REQUIRED ACTIONS:
1/ Answer these questions from the passage about food computers, one per line:
(a) About how much did each unit cost?
(b) Which grades received the smaller food computers?
(c) What humidity level did he first ask the seventh grader to set?
2/ Reproduce word for word the part of the passage about food computers starting at "He told the" and ending at "bot and sensors.".

*** Opening PASSAGE ***

He notes he is probably the only person in the room who has eaten that kind of tomato, but it turned out to be a sauce tomato and they did not know how to cook it. They have grown proteins and many other plants; he jokes that maybe you could grow humans, but they did not. The problem they discovered was that the tool was too big and too expensive. Each unit cost about one hundred thousand dollars, which limited who could use it.

They wanted to make it smaller and cheaper. One of his undergraduate students, Camille, worked with him to iterate all summer on making it cheaper, more effective, and easier for others to build. They then dropped these smaller “food computers” into schools from seventh to eleventh grade. Teaching kids was humbling. He asked a seventh grader to set humidity to sixty-five percent, and the student replied that there is no water in air and called him an idiot.

He told the student not to trust him and to set the humidity to one hundred percent instead. The system started to condense, forming fog and eventually dripping water. The student realized humidity is like rain and wondered why he had not just said that. They created an interface for the system that feels like a game. Students can log in from anywhere on a smartphone or tablet, see the 3D environment, and control parts of the bot and sensors.

*** Closing PASSAGE ***
*** Opening GIVEN INFORMATION ***

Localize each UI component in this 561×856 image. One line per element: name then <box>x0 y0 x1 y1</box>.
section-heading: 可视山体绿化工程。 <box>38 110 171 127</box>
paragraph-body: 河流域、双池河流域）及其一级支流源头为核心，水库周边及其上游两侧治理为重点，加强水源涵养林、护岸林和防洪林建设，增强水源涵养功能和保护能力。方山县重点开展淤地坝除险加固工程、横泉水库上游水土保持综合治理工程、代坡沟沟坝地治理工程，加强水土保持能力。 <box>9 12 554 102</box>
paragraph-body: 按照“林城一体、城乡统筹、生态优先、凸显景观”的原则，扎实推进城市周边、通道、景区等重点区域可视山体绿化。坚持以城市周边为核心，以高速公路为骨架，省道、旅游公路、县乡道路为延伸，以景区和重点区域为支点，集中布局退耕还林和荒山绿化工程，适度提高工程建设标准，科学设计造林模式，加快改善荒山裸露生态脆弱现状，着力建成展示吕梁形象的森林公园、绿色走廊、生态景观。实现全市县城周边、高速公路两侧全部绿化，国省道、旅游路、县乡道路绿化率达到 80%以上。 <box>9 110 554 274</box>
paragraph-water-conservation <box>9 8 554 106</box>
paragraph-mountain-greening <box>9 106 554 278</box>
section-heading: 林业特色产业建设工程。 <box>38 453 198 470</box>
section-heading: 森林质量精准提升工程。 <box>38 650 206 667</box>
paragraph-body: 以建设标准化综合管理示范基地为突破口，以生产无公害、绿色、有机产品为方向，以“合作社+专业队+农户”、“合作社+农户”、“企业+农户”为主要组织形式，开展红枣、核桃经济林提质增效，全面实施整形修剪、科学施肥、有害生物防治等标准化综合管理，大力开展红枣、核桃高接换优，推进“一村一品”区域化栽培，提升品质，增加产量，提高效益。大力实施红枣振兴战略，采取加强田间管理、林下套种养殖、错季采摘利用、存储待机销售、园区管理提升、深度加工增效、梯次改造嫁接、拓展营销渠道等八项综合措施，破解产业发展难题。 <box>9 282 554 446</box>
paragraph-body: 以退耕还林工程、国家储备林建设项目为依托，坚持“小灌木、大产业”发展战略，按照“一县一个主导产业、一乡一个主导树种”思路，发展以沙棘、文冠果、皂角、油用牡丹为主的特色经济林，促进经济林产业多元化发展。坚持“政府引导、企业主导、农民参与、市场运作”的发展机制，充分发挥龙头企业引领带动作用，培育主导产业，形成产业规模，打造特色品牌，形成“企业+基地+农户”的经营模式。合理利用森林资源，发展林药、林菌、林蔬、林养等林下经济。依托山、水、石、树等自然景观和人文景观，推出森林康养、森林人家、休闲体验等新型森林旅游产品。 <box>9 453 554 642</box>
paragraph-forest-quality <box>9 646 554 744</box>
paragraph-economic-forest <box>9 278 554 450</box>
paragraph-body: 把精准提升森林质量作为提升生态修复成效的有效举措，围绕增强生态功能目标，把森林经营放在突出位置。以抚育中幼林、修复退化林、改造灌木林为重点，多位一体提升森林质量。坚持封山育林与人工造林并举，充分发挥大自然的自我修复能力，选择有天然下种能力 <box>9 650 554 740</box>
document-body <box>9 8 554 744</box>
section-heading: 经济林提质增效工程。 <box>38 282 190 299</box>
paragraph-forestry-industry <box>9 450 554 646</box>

*** Closing GIVEN INFORMATION ***

PROBLEM SOLUTIONS:
1/
(a) About one hundred thousand dollars.
(b) Seventh to eleventh grade.
(c) Sixty-five percent.

2/
He told the student not to trust him and to set the humidity to one hundred percent instead. The system started to condense, forming fog and eventually dripping water. The student realized humidity is like rain and wondered why he had not just said that. They created an interface for the system that feels like a game. Students can log in from anywhere on a smartphone or tablet, see the 3D environment, and control parts of the bot and sensors.